-- START --

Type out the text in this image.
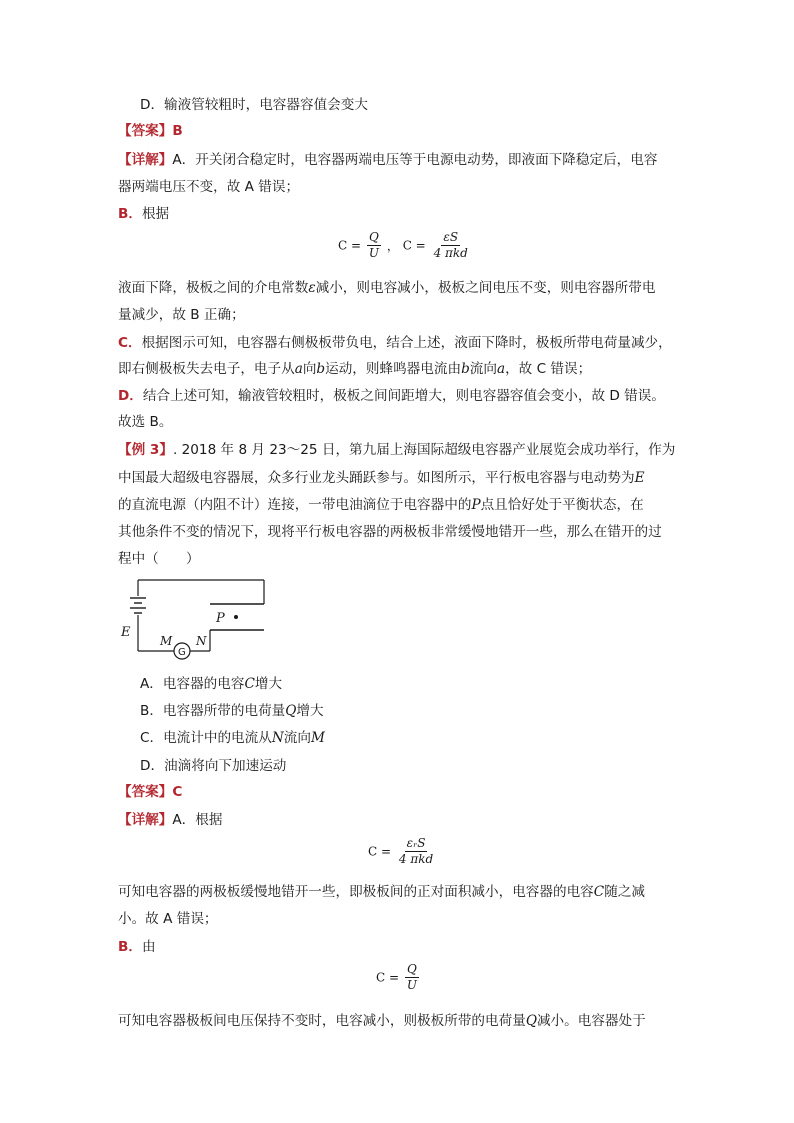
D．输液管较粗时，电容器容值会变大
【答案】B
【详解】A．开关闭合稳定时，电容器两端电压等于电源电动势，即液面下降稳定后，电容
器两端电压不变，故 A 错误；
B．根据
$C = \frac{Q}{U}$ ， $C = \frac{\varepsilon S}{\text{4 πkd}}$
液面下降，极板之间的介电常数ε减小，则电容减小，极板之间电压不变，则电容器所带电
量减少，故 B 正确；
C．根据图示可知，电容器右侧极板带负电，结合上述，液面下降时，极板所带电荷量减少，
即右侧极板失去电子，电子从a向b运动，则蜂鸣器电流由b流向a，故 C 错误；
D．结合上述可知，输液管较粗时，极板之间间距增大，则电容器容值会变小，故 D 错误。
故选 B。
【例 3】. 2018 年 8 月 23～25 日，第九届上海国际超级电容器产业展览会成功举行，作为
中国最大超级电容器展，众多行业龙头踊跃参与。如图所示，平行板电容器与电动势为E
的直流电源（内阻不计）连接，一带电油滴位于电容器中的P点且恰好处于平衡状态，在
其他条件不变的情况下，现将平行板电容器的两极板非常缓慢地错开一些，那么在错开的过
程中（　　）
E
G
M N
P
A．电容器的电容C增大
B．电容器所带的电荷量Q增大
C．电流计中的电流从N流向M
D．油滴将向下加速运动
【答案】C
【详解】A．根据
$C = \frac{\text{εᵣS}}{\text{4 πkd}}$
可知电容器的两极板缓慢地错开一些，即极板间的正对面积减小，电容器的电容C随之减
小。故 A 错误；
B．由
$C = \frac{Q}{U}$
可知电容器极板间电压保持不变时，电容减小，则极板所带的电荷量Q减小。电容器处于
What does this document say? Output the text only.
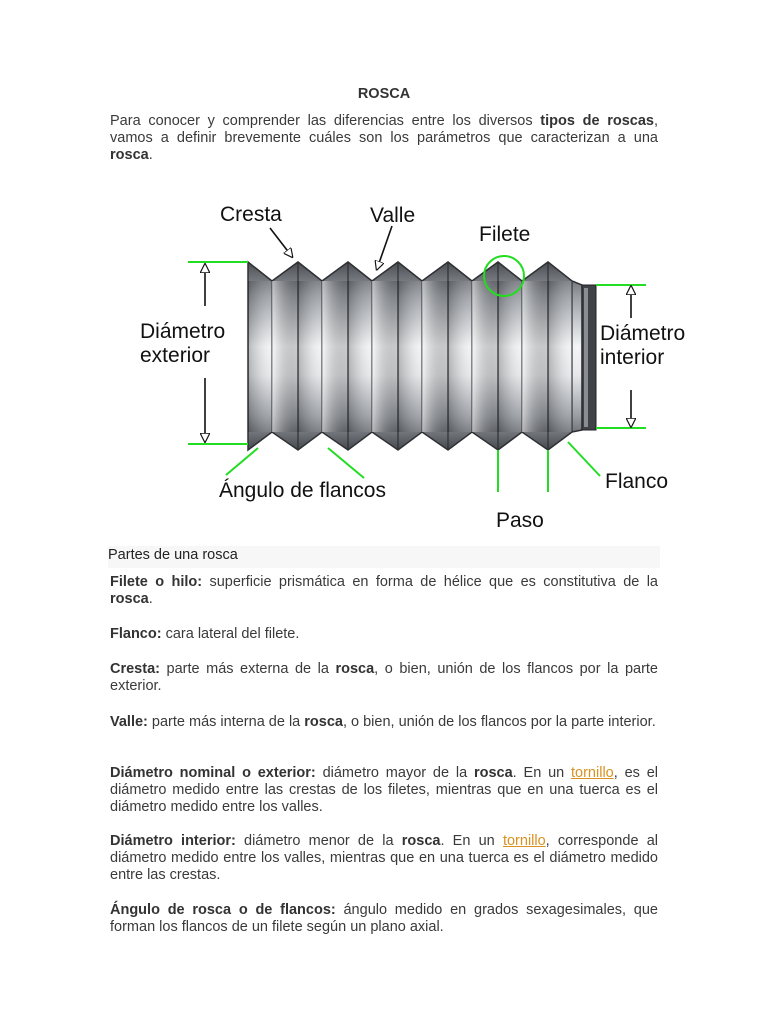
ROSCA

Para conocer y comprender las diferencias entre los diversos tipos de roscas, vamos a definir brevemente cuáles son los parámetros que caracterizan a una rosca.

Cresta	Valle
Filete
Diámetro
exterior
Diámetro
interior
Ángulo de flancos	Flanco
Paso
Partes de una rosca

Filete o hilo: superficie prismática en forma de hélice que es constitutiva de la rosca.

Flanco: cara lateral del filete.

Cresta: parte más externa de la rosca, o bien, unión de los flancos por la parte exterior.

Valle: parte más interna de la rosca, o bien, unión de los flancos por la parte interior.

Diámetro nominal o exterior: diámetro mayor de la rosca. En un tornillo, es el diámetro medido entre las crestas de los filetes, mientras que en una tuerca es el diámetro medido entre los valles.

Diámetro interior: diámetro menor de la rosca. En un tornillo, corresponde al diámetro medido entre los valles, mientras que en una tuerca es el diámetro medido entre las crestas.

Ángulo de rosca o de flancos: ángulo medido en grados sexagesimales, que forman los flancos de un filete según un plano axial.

-- END --

__Set exercise__. Copy each line of the data that contains the word "exterior".

__Right answer__.
exterior
Cresta: parte más externa de la rosca, o bien, unión de los flancos por la parte exterior.
Diámetro nominal o exterior: diámetro mayor de la rosca. En un tornillo, es el diámetro medido entre las crestas de los filetes, mientras que en una tuerca es el diámetro medido entre los valles.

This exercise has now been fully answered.